**WRITTEN TASK**.
Print the full listing exactly.

**STORED RECORDS**.

— start —

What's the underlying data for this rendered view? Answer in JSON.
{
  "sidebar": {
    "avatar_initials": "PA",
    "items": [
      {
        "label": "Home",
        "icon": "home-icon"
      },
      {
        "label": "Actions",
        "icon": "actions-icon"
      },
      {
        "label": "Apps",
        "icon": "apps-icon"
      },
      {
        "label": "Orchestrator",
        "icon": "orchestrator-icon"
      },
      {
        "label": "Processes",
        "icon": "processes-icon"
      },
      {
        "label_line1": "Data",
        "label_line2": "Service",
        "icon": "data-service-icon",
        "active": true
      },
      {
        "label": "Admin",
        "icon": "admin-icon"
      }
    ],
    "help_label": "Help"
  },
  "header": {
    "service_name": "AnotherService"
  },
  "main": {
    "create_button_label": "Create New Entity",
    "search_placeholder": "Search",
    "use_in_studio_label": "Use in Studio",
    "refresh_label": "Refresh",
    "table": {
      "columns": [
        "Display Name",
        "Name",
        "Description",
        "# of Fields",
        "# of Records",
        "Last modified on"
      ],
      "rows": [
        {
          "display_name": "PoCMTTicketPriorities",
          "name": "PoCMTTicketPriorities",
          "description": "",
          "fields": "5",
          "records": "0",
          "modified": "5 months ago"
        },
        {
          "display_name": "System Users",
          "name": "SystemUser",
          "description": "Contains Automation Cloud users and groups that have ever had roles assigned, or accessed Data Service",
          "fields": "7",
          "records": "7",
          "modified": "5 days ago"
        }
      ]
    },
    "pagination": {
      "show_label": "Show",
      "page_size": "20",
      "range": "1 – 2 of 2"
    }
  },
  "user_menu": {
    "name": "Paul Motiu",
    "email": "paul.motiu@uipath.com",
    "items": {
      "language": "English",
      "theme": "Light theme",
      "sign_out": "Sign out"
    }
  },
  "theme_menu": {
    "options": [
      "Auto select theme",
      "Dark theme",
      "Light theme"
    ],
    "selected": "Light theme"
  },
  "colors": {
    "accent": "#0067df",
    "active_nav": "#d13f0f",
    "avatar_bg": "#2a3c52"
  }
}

— end —

**SOLUTION TO THIS EXERCISE**.
What's the underlying data for this rendered view? Answer in JSON.
{
  "sidebar": {
    "avatar_initials": "PA",
    "items": [
      {
        "label": "Home",
        "icon": "home-icon"
      },
      {
        "label": "Actions",
        "icon": "actions-icon"
      },
      {
        "label": "Apps",
        "icon": "apps-icon"
      },
      {
        "label": "Orchestrator",
        "icon": "orchestrator-icon"
      },
      {
        "label": "Processes",
        "icon": "processes-icon"
      },
      {
        "label_line1": "Data",
        "label_line2": "Service",
        "icon": "data-service-icon",
        "active": true
      },
      {
        "label": "Admin",
        "icon": "admin-icon"
      }
    ],
    "help_label": "Help"
  },
  "header": {
    "service_name": "AnotherService"
  },
  "main": {
    "create_button_label": "Create New Entity",
    "search_placeholder": "Search",
    "use_in_studio_label": "Use in Studio",
    "refresh_label": "Refresh",
    "table": {
      "columns": [
        "Display Name",
        "Name",
        "Description",
        "# of Fields",
        "# of Records",
        "Last modified on"
      ],
      "rows": [
        {
          "display_name": "PoCMTTicketPriorities",
          "name": "PoCMTTicketPriorities",
          "description": "",
          "fields": "5",
          "records": "0",
          "modified": "5 months ago"
        },
        {
          "display_name": "System Users",
          "name": "SystemUser",
          "description": "Contains Automation Cloud users and groups that have ever had roles assigned, or accessed Data Service",
          "fields": "7",
          "records": "7",
          "modified": "5 days ago"
        }
      ]
    },
    "pagination": {
      "show_label": "Show",
      "page_size": "20",
      "range": "1 – 2 of 2"
    }
  },
  "user_menu": {
    "name": "Paul Motiu",
    "email": "paul.motiu@uipath.com",
    "items": {
      "language": "English",
      "theme": "Light theme",
      "sign_out": "Sign out"
    }
  },
  "theme_menu": {
    "options": [
      "Auto select theme",
      "Dark theme",
      "Light theme"
    ],
    "selected": "Light theme"
  },
  "colors": {
    "accent": "#0067df",
    "active_nav": "#d13f0f",
    "avatar_bg": "#2a3c52"
  }
}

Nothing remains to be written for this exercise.